[BEGIN THE INPUT]
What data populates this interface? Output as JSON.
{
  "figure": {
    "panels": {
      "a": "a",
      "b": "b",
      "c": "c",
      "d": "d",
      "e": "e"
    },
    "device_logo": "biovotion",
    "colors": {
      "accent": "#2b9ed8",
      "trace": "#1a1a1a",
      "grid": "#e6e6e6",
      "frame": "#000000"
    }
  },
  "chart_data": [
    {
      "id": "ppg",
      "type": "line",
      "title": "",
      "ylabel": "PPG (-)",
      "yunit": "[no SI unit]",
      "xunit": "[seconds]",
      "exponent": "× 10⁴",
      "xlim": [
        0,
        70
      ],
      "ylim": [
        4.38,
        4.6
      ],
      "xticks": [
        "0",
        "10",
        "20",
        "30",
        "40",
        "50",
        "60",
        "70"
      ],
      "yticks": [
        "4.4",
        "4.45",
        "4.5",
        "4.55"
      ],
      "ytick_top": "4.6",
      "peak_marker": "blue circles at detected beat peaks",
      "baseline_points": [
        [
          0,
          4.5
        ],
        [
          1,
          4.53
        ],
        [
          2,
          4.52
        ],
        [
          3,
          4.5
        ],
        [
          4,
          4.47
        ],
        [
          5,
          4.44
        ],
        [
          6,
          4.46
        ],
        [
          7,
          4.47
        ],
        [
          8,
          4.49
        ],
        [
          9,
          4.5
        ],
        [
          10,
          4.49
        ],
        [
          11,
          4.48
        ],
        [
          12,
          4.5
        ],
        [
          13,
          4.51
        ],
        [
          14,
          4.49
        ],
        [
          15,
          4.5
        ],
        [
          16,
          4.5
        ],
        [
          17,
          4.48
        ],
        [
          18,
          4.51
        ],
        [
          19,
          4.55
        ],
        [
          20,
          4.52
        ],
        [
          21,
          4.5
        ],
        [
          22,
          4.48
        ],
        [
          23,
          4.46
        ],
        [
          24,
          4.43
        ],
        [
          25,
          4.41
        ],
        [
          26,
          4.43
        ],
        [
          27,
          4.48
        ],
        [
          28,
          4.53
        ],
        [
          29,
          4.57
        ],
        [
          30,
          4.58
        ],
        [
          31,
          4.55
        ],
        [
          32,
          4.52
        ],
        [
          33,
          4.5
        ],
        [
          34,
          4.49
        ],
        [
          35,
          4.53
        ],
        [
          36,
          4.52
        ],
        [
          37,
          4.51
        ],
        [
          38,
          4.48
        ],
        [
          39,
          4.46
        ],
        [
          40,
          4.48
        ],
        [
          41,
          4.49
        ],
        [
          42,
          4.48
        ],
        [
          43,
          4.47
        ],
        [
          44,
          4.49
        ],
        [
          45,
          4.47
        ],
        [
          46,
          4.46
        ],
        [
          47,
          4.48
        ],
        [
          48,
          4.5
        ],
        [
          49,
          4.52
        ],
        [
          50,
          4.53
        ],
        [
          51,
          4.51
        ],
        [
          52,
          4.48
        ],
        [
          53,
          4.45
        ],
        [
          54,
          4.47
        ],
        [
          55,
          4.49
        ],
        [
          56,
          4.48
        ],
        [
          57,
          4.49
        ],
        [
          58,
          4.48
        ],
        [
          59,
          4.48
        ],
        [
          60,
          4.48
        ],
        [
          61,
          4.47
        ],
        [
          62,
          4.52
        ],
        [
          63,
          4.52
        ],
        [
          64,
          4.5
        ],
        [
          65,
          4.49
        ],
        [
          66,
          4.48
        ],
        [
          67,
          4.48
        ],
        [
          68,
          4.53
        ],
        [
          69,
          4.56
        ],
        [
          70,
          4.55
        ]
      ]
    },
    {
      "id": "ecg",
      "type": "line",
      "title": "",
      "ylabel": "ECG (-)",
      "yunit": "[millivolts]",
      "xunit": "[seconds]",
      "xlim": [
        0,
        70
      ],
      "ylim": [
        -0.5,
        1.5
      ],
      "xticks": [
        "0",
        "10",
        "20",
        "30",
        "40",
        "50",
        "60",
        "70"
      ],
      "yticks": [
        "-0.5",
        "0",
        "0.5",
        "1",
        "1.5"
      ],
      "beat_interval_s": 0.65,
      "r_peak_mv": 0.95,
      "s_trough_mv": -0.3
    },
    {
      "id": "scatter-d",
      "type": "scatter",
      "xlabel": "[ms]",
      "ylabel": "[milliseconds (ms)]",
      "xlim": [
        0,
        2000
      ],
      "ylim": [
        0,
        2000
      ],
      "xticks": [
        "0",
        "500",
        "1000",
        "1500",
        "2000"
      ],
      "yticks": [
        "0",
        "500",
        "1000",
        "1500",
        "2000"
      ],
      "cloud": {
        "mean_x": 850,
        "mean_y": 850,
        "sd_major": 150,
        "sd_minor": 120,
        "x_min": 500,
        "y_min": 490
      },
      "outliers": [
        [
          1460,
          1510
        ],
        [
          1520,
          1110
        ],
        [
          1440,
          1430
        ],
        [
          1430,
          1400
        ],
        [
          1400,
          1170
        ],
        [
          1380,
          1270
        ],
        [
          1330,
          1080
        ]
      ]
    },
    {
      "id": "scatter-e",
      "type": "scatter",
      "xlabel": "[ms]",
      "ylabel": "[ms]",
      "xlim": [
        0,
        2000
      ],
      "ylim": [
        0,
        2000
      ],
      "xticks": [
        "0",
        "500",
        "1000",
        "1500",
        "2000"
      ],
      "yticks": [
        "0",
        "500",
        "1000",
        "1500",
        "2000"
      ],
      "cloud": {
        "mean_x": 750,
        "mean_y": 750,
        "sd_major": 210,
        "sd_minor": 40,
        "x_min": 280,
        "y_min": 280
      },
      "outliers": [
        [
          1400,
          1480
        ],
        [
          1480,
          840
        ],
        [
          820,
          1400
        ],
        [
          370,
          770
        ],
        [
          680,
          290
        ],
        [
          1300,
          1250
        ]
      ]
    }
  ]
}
[END THE INPUT]
SET EXERCISE -
Please reproduce each record precisely as written.

WORKED SOLUTION -
What data populates this interface? Output as JSON.
{
  "figure": {
    "panels": {
      "a": "a",
      "b": "b",
      "c": "c",
      "d": "d",
      "e": "e"
    },
    "device_logo": "biovotion",
    "colors": {
      "accent": "#2b9ed8",
      "trace": "#1a1a1a",
      "grid": "#e6e6e6",
      "frame": "#000000"
    }
  },
  "chart_data": [
    {
      "id": "ppg",
      "type": "line",
      "title": "",
      "ylabel": "PPG (-)",
      "yunit": "[no SI unit]",
      "xunit": "[seconds]",
      "exponent": "× 10⁴",
      "xlim": [
        0,
        70
      ],
      "ylim": [
        4.38,
        4.6
      ],
      "xticks": [
        "0",
        "10",
        "20",
        "30",
        "40",
        "50",
        "60",
        "70"
      ],
      "yticks": [
        "4.4",
        "4.45",
        "4.5",
        "4.55"
      ],
      "ytick_top": "4.6",
      "peak_marker": "blue circles at detected beat peaks",
      "baseline_points": [
        [
          0,
          4.5
        ],
        [
          1,
          4.53
        ],
        [
          2,
          4.52
        ],
        [
          3,
          4.5
        ],
        [
          4,
          4.47
        ],
        [
          5,
          4.44
        ],
        [
          6,
          4.46
        ],
        [
          7,
          4.47
        ],
        [
          8,
          4.49
        ],
        [
          9,
          4.5
        ],
        [
          10,
          4.49
        ],
        [
          11,
          4.48
        ],
        [
          12,
          4.5
        ],
        [
          13,
          4.51
        ],
        [
          14,
          4.49
        ],
        [
          15,
          4.5
        ],
        [
          16,
          4.5
        ],
        [
          17,
          4.48
        ],
        [
          18,
          4.51
        ],
        [
          19,
          4.55
        ],
        [
          20,
          4.52
        ],
        [
          21,
          4.5
        ],
        [
          22,
          4.48
        ],
        [
          23,
          4.46
        ],
        [
          24,
          4.43
        ],
        [
          25,
          4.41
        ],
        [
          26,
          4.43
        ],
        [
          27,
          4.48
        ],
        [
          28,
          4.53
        ],
        [
          29,
          4.57
        ],
        [
          30,
          4.58
        ],
        [
          31,
          4.55
        ],
        [
          32,
          4.52
        ],
        [
          33,
          4.5
        ],
        [
          34,
          4.49
        ],
        [
          35,
          4.53
        ],
        [
          36,
          4.52
        ],
        [
          37,
          4.51
        ],
        [
          38,
          4.48
        ],
        [
          39,
          4.46
        ],
        [
          40,
          4.48
        ],
        [
          41,
          4.49
        ],
        [
          42,
          4.48
        ],
        [
          43,
          4.47
        ],
        [
          44,
          4.49
        ],
        [
          45,
          4.47
        ],
        [
          46,
          4.46
        ],
        [
          47,
          4.48
        ],
        [
          48,
          4.5
        ],
        [
          49,
          4.52
        ],
        [
          50,
          4.53
        ],
        [
          51,
          4.51
        ],
        [
          52,
          4.48
        ],
        [
          53,
          4.45
        ],
        [
          54,
          4.47
        ],
        [
          55,
          4.49
        ],
        [
          56,
          4.48
        ],
        [
          57,
          4.49
        ],
        [
          58,
          4.48
        ],
        [
          59,
          4.48
        ],
        [
          60,
          4.48
        ],
        [
          61,
          4.47
        ],
        [
          62,
          4.52
        ],
        [
          63,
          4.52
        ],
        [
          64,
          4.5
        ],
        [
          65,
          4.49
        ],
        [
          66,
          4.48
        ],
        [
          67,
          4.48
        ],
        [
          68,
          4.53
        ],
        [
          69,
          4.56
        ],
        [
          70,
          4.55
        ]
      ]
    },
    {
      "id": "ecg",
      "type": "line",
      "title": "",
      "ylabel": "ECG (-)",
      "yunit": "[millivolts]",
      "xunit": "[seconds]",
      "xlim": [
        0,
        70
      ],
      "ylim": [
        -0.5,
        1.5
      ],
      "xticks": [
        "0",
        "10",
        "20",
        "30",
        "40",
        "50",
        "60",
        "70"
      ],
      "yticks": [
        "-0.5",
        "0",
        "0.5",
        "1",
        "1.5"
      ],
      "beat_interval_s": 0.65,
      "r_peak_mv": 0.95,
      "s_trough_mv": -0.3
    },
    {
      "id": "scatter-d",
      "type": "scatter",
      "xlabel": "[ms]",
      "ylabel": "[milliseconds (ms)]",
      "xlim": [
        0,
        2000
      ],
      "ylim": [
        0,
        2000
      ],
      "xticks": [
        "0",
        "500",
        "1000",
        "1500",
        "2000"
      ],
      "yticks": [
        "0",
        "500",
        "1000",
        "1500",
        "2000"
      ],
      "cloud": {
        "mean_x": 850,
        "mean_y": 850,
        "sd_major": 150,
        "sd_minor": 120,
        "x_min": 500,
        "y_min": 490
      },
      "outliers": [
        [
          1460,
          1510
        ],
        [
          1520,
          1110
        ],
        [
          1440,
          1430
        ],
        [
          1430,
          1400
        ],
        [
          1400,
          1170
        ],
        [
          1380,
          1270
        ],
        [
          1330,
          1080
        ]
      ]
    },
    {
      "id": "scatter-e",
      "type": "scatter",
      "xlabel": "[ms]",
      "ylabel": "[ms]",
      "xlim": [
        0,
        2000
      ],
      "ylim": [
        0,
        2000
      ],
      "xticks": [
        "0",
        "500",
        "1000",
        "1500",
        "2000"
      ],
      "yticks": [
        "0",
        "500",
        "1000",
        "1500",
        "2000"
      ],
      "cloud": {
        "mean_x": 750,
        "mean_y": 750,
        "sd_major": 210,
        "sd_minor": 40,
        "x_min": 280,
        "y_min": 280
      },
      "outliers": [
        [
          1400,
          1480
        ],
        [
          1480,
          840
        ],
        [
          820,
          1400
        ],
        [
          370,
          770
        ],
        [
          680,
          290
        ],
        [
          1300,
          1250
        ]
      ]
    }
  ]
}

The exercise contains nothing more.